■ Provided data:
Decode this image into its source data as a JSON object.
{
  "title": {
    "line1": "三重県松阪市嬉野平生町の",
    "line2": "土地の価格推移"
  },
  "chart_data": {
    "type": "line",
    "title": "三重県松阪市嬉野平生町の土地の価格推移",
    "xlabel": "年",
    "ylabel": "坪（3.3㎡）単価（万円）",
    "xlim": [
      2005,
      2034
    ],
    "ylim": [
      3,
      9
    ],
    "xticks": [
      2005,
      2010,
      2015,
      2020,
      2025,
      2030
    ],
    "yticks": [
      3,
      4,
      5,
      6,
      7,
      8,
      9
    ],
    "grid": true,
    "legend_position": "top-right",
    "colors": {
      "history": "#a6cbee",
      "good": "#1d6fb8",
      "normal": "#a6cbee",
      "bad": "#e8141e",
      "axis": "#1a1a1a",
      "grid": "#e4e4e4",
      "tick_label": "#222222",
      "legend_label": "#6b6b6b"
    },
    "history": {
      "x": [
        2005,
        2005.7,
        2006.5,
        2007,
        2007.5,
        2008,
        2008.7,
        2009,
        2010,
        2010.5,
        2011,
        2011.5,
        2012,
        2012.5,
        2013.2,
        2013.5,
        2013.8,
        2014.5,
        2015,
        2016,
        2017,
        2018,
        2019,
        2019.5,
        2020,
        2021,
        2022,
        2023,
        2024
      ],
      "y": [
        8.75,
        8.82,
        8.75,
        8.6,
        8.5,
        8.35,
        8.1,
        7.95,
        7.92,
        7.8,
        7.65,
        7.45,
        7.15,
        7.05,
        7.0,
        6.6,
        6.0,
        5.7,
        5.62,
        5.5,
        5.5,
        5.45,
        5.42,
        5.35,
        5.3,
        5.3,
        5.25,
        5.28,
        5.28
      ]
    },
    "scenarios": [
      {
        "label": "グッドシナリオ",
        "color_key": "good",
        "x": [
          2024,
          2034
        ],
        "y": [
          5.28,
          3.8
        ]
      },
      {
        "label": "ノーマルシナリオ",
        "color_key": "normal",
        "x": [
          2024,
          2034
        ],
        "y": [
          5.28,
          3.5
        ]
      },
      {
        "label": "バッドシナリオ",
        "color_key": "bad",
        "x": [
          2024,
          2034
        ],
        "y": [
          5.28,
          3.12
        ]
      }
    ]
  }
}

■ Your task: All records above must be set down exactly, please.

■ Task result:
Decode this image into its source data as a JSON object.
{
  "title": {
    "line1": "三重県松阪市嬉野平生町の",
    "line2": "土地の価格推移"
  },
  "chart_data": {
    "type": "line",
    "title": "三重県松阪市嬉野平生町の土地の価格推移",
    "xlabel": "年",
    "ylabel": "坪（3.3㎡）単価（万円）",
    "xlim": [
      2005,
      2034
    ],
    "ylim": [
      3,
      9
    ],
    "xticks": [
      2005,
      2010,
      2015,
      2020,
      2025,
      2030
    ],
    "yticks": [
      3,
      4,
      5,
      6,
      7,
      8,
      9
    ],
    "grid": true,
    "legend_position": "top-right",
    "colors": {
      "history": "#a6cbee",
      "good": "#1d6fb8",
      "normal": "#a6cbee",
      "bad": "#e8141e",
      "axis": "#1a1a1a",
      "grid": "#e4e4e4",
      "tick_label": "#222222",
      "legend_label": "#6b6b6b"
    },
    "history": {
      "x": [
        2005,
        2005.7,
        2006.5,
        2007,
        2007.5,
        2008,
        2008.7,
        2009,
        2010,
        2010.5,
        2011,
        2011.5,
        2012,
        2012.5,
        2013.2,
        2013.5,
        2013.8,
        2014.5,
        2015,
        2016,
        2017,
        2018,
        2019,
        2019.5,
        2020,
        2021,
        2022,
        2023,
        2024
      ],
      "y": [
        8.75,
        8.82,
        8.75,
        8.6,
        8.5,
        8.35,
        8.1,
        7.95,
        7.92,
        7.8,
        7.65,
        7.45,
        7.15,
        7.05,
        7.0,
        6.6,
        6.0,
        5.7,
        5.62,
        5.5,
        5.5,
        5.45,
        5.42,
        5.35,
        5.3,
        5.3,
        5.25,
        5.28,
        5.28
      ]
    },
    "scenarios": [
      {
        "label": "グッドシナリオ",
        "color_key": "good",
        "x": [
          2024,
          2034
        ],
        "y": [
          5.28,
          3.8
        ]
      },
      {
        "label": "ノーマルシナリオ",
        "color_key": "normal",
        "x": [
          2024,
          2034
        ],
        "y": [
          5.28,
          3.5
        ]
      },
      {
        "label": "バッドシナリオ",
        "color_key": "bad",
        "x": [
          2024,
          2034
        ],
        "y": [
          5.28,
          3.12
        ]
      }
    ]
  }
}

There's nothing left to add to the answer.